__GOAL OF THE EXERCISE__
Repeat verbatim every line of the material, beginning at the line that holds "What data populates this chart?" and ending at its last line.

__Records that describe figures__
◇ ◇ ◇ ◇ ◇
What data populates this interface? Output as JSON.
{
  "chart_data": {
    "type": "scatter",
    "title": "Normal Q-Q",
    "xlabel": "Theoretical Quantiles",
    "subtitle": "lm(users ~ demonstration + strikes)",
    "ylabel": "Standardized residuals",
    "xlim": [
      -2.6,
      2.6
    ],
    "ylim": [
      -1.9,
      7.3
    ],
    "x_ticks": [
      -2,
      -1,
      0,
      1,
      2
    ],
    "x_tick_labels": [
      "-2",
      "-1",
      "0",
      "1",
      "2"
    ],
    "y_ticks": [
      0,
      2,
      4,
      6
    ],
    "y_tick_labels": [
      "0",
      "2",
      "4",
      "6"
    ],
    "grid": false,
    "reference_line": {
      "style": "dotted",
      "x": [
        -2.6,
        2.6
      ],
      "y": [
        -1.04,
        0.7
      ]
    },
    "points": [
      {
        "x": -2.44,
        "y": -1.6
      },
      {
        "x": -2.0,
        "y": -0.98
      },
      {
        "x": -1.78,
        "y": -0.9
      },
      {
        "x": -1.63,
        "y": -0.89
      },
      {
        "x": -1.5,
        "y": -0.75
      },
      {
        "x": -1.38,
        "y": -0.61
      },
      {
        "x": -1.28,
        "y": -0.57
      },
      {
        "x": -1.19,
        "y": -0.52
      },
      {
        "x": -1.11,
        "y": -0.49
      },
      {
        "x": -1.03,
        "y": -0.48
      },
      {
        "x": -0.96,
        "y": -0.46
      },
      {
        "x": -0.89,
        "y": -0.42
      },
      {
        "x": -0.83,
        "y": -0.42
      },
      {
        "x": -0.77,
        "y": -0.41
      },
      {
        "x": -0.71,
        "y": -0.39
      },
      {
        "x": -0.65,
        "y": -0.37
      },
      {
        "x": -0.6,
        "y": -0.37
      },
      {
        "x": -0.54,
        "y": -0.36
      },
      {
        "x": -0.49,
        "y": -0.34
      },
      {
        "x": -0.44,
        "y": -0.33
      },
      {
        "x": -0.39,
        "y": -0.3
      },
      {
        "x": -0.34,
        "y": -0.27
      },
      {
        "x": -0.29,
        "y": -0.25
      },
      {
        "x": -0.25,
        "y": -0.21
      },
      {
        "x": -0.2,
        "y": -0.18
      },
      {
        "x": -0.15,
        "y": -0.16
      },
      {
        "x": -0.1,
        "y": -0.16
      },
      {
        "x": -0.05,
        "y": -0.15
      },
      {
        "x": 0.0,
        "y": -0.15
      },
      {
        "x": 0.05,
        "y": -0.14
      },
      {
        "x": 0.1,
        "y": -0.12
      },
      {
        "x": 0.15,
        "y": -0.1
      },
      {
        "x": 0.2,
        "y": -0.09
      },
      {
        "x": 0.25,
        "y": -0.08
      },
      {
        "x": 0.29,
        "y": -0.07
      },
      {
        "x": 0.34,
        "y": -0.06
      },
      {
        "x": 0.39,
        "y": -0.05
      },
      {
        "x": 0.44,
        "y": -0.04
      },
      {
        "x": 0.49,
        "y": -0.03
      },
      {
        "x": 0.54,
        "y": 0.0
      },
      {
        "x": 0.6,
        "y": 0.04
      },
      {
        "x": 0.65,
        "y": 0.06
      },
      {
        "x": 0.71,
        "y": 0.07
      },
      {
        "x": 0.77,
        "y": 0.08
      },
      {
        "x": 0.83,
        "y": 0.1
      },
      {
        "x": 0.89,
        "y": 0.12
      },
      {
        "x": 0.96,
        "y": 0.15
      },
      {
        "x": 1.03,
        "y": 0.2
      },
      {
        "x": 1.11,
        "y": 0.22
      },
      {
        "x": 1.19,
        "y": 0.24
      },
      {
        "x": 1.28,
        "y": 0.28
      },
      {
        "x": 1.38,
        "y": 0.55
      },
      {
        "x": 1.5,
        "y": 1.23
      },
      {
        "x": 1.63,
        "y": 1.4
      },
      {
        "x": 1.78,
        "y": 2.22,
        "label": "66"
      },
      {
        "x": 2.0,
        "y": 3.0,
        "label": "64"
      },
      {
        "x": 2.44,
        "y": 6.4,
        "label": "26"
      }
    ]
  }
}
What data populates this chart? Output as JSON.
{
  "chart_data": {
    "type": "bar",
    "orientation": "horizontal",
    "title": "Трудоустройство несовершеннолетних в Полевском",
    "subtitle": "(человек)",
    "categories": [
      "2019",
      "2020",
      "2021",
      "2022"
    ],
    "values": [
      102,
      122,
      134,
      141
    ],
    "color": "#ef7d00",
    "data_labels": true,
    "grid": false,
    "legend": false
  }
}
◇ ◇ ◇ ◇ ◇
__THE RESULT__
What data populates this chart? Output as JSON.
{
  "chart_data": {
    "type": "bar",
    "orientation": "horizontal",
    "title": "Трудоустройство несовершеннолетних в Полевском",
    "subtitle": "(человек)",
    "categories": [
      "2019",
      "2020",
      "2021",
      "2022"
    ],
    "values": [
      102,
      122,
      134,
      141
    ],
    "color": "#ef7d00",
    "data_labels": true,
    "grid": false,
    "legend": false
  }
}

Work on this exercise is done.